**PROBLEM DESCRIPTION:** Repeat the material below exactly, with no pictures.

**EXTRACTED RECORDS:**
/---

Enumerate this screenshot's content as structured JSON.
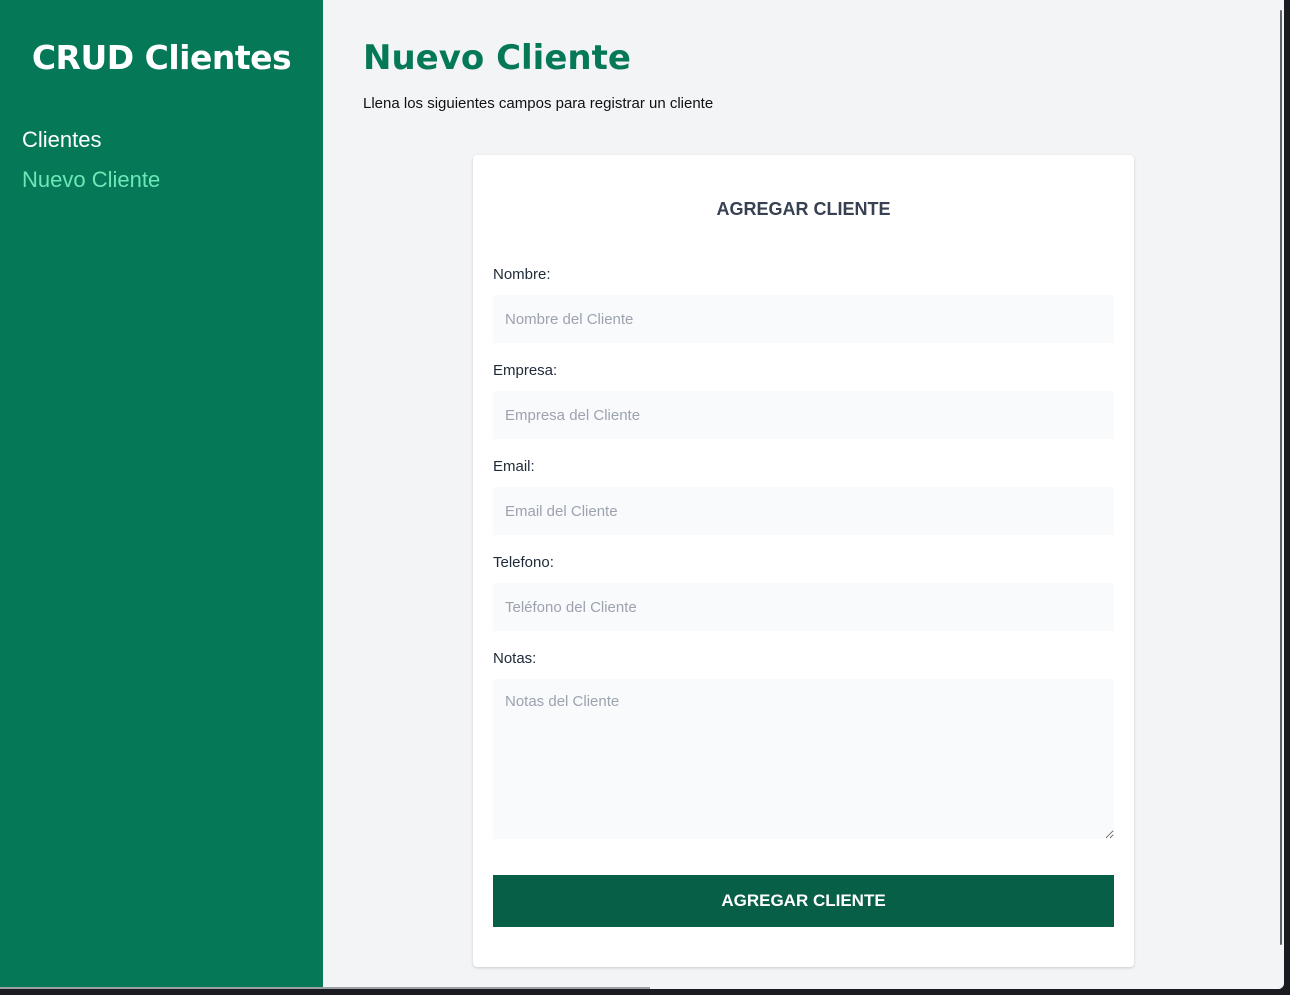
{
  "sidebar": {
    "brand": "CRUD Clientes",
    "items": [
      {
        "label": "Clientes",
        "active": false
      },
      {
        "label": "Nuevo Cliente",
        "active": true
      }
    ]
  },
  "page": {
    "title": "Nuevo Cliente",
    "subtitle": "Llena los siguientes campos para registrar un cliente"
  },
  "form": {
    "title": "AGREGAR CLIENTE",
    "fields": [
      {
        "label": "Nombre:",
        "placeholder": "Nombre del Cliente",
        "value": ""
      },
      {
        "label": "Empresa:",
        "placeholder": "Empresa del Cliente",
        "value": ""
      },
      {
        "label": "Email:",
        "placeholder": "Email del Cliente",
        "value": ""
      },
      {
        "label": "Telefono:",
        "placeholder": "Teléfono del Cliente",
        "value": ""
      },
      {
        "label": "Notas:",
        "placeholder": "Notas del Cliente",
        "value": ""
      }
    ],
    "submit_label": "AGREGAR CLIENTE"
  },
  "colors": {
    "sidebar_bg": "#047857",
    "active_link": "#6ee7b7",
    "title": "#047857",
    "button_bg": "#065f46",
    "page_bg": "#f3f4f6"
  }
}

\---

**ANSWER IN FULL:**
Enumerate this screenshot's content as structured JSON.
{
  "sidebar": {
    "brand": "CRUD Clientes",
    "items": [
      {
        "label": "Clientes",
        "active": false
      },
      {
        "label": "Nuevo Cliente",
        "active": true
      }
    ]
  },
  "page": {
    "title": "Nuevo Cliente",
    "subtitle": "Llena los siguientes campos para registrar un cliente"
  },
  "form": {
    "title": "AGREGAR CLIENTE",
    "fields": [
      {
        "label": "Nombre:",
        "placeholder": "Nombre del Cliente",
        "value": ""
      },
      {
        "label": "Empresa:",
        "placeholder": "Empresa del Cliente",
        "value": ""
      },
      {
        "label": "Email:",
        "placeholder": "Email del Cliente",
        "value": ""
      },
      {
        "label": "Telefono:",
        "placeholder": "Teléfono del Cliente",
        "value": ""
      },
      {
        "label": "Notas:",
        "placeholder": "Notas del Cliente",
        "value": ""
      }
    ],
    "submit_label": "AGREGAR CLIENTE"
  },
  "colors": {
    "sidebar_bg": "#047857",
    "active_link": "#6ee7b7",
    "title": "#047857",
    "button_bg": "#065f46",
    "page_bg": "#f3f4f6"
  }
}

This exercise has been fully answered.